Exercise aim -
Every record must be written out once more, with nothing added or omitted.
##### Stored data
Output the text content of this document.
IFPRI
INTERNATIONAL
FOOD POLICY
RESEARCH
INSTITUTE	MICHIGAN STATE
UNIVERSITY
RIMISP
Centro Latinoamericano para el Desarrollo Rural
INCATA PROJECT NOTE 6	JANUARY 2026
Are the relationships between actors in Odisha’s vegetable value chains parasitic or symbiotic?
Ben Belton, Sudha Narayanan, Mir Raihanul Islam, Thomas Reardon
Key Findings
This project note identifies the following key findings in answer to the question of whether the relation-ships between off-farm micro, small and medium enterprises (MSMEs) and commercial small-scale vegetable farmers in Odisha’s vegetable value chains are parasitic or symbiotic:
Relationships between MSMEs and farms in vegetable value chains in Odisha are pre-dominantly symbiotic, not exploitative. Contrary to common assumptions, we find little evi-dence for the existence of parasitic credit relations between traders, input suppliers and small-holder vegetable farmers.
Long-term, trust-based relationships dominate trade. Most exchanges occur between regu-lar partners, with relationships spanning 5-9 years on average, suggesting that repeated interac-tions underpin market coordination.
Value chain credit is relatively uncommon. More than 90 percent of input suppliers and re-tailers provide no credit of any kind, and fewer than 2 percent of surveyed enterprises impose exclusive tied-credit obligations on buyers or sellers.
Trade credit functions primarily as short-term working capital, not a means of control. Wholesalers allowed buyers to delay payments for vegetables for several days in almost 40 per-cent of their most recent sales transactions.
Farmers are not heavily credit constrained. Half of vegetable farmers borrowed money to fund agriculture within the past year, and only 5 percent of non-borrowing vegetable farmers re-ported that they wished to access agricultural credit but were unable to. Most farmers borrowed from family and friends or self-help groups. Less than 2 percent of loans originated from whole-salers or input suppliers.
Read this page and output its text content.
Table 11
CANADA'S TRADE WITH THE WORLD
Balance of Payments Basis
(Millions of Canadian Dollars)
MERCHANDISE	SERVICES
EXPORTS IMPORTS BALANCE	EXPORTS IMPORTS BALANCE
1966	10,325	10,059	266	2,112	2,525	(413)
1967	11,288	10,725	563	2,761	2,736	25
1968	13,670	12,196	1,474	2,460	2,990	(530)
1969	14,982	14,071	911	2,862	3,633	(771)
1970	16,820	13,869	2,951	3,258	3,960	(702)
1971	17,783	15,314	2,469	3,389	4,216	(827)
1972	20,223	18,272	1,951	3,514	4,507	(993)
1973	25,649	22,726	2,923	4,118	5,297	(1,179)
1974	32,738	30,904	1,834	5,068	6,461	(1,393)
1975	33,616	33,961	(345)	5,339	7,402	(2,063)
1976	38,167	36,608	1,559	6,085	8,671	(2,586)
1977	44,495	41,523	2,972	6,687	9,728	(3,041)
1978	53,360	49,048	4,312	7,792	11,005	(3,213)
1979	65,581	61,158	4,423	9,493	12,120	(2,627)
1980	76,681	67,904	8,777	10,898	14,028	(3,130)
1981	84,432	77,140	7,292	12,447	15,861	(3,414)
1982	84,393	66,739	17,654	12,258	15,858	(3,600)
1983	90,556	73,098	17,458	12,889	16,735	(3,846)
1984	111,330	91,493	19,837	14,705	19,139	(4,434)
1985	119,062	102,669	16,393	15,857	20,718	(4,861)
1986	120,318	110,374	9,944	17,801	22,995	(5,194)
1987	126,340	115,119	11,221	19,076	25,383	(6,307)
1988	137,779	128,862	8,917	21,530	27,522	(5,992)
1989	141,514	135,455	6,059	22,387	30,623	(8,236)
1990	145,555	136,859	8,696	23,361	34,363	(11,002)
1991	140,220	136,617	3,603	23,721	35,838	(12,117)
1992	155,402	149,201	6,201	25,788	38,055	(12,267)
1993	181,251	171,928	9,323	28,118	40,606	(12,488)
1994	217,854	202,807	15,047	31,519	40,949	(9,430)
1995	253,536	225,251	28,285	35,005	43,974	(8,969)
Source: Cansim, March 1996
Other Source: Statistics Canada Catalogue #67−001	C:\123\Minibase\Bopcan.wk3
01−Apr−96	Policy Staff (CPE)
##########
Written reply -
Output the text content of this document.
IFPRI
INTERNATIONAL
FOOD POLICY
RESEARCH
INSTITUTE	MICHIGAN STATE
UNIVERSITY
RIMISP
Centro Latinoamericano para el Desarrollo Rural
INCATA PROJECT NOTE 6	JANUARY 2026
Are the relationships between actors in Odisha’s vegetable value chains parasitic or symbiotic?
Ben Belton, Sudha Narayanan, Mir Raihanul Islam, Thomas Reardon
Key Findings
This project note identifies the following key findings in answer to the question of whether the relation-ships between off-farm micro, small and medium enterprises (MSMEs) and commercial small-scale vegetable farmers in Odisha’s vegetable value chains are parasitic or symbiotic:
Relationships between MSMEs and farms in vegetable value chains in Odisha are pre-dominantly symbiotic, not exploitative. Contrary to common assumptions, we find little evi-dence for the existence of parasitic credit relations between traders, input suppliers and small-holder vegetable farmers.
Long-term, trust-based relationships dominate trade. Most exchanges occur between regu-lar partners, with relationships spanning 5-9 years on average, suggesting that repeated interac-tions underpin market coordination.
Value chain credit is relatively uncommon. More than 90 percent of input suppliers and re-tailers provide no credit of any kind, and fewer than 2 percent of surveyed enterprises impose exclusive tied-credit obligations on buyers or sellers.
Trade credit functions primarily as short-term working capital, not a means of control. Wholesalers allowed buyers to delay payments for vegetables for several days in almost 40 per-cent of their most recent sales transactions.
Farmers are not heavily credit constrained. Half of vegetable farmers borrowed money to fund agriculture within the past year, and only 5 percent of non-borrowing vegetable farmers re-ported that they wished to access agricultural credit but were unable to. Most farmers borrowed from family and friends or self-help groups. Less than 2 percent of loans originated from whole-salers or input suppliers.
Read this page and output its text content.
Table 11
CANADA'S TRADE WITH THE WORLD
Balance of Payments Basis
(Millions of Canadian Dollars)
MERCHANDISE	SERVICES
EXPORTS IMPORTS BALANCE	EXPORTS IMPORTS BALANCE
1966	10,325	10,059	266	2,112	2,525	(413)
1967	11,288	10,725	563	2,761	2,736	25
1968	13,670	12,196	1,474	2,460	2,990	(530)
1969	14,982	14,071	911	2,862	3,633	(771)
1970	16,820	13,869	2,951	3,258	3,960	(702)
1971	17,783	15,314	2,469	3,389	4,216	(827)
1972	20,223	18,272	1,951	3,514	4,507	(993)
1973	25,649	22,726	2,923	4,118	5,297	(1,179)
1974	32,738	30,904	1,834	5,068	6,461	(1,393)
1975	33,616	33,961	(345)	5,339	7,402	(2,063)
1976	38,167	36,608	1,559	6,085	8,671	(2,586)
1977	44,495	41,523	2,972	6,687	9,728	(3,041)
1978	53,360	49,048	4,312	7,792	11,005	(3,213)
1979	65,581	61,158	4,423	9,493	12,120	(2,627)
1980	76,681	67,904	8,777	10,898	14,028	(3,130)
1981	84,432	77,140	7,292	12,447	15,861	(3,414)
1982	84,393	66,739	17,654	12,258	15,858	(3,600)
1983	90,556	73,098	17,458	12,889	16,735	(3,846)
1984	111,330	91,493	19,837	14,705	19,139	(4,434)
1985	119,062	102,669	16,393	15,857	20,718	(4,861)
1986	120,318	110,374	9,944	17,801	22,995	(5,194)
1987	126,340	115,119	11,221	19,076	25,383	(6,307)
1988	137,779	128,862	8,917	21,530	27,522	(5,992)
1989	141,514	135,455	6,059	22,387	30,623	(8,236)
1990	145,555	136,859	8,696	23,361	34,363	(11,002)
1991	140,220	136,617	3,603	23,721	35,838	(12,117)
1992	155,402	149,201	6,201	25,788	38,055	(12,267)
1993	181,251	171,928	9,323	28,118	40,606	(12,488)
1994	217,854	202,807	15,047	31,519	40,949	(9,430)
1995	253,536	225,251	28,285	35,005	43,974	(8,969)
Source: Cansim, March 1996
Other Source: Statistics Canada Catalogue #67−001	C:\123\Minibase\Bopcan.wk3
01−Apr−96	Policy Staff (CPE)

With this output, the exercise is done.